Data for processing:
____________
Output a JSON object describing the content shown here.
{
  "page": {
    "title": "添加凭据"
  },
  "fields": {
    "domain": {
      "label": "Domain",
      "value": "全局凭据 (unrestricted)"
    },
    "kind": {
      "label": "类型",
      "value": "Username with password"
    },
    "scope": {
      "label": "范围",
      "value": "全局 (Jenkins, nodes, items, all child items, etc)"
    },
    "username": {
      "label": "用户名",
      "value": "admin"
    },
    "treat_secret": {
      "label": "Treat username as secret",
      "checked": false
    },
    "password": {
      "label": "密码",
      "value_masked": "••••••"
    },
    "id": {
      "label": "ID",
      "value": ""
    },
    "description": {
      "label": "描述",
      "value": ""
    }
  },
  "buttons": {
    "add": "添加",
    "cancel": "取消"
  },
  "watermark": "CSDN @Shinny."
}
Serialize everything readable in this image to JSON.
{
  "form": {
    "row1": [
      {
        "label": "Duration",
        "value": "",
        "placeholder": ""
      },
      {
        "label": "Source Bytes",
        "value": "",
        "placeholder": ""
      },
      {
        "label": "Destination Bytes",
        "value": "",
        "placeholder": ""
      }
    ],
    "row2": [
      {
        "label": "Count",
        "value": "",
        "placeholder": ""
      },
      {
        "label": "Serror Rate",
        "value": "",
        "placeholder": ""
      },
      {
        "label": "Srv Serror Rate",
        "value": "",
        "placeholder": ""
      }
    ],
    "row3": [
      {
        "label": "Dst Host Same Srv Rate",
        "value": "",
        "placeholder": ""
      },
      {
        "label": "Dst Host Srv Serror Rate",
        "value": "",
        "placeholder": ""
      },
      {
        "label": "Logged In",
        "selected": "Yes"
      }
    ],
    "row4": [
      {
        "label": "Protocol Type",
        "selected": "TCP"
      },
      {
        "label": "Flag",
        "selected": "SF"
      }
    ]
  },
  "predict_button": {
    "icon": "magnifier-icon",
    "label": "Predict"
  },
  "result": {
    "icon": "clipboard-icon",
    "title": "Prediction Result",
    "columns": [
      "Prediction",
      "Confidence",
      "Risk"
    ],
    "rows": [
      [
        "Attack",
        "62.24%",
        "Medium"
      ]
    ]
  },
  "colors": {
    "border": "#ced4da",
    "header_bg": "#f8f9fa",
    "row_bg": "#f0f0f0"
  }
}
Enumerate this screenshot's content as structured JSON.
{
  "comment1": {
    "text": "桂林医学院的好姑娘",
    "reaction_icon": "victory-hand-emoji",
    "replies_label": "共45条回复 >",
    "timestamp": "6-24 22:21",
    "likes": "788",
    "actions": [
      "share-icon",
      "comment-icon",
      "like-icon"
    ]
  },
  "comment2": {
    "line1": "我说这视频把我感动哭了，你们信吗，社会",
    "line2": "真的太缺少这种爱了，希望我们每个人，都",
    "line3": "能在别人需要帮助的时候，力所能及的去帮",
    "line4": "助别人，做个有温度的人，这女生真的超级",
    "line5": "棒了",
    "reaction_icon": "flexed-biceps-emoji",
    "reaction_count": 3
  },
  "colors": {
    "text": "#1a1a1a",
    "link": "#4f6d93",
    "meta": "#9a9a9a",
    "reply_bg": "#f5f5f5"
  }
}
____________
Exercise prompt:
Make a list of all lines in the data that contain "emoji".

Response:
    "reaction_icon": "victory-hand-emoji",
    "reaction_icon": "flexed-biceps-emoji",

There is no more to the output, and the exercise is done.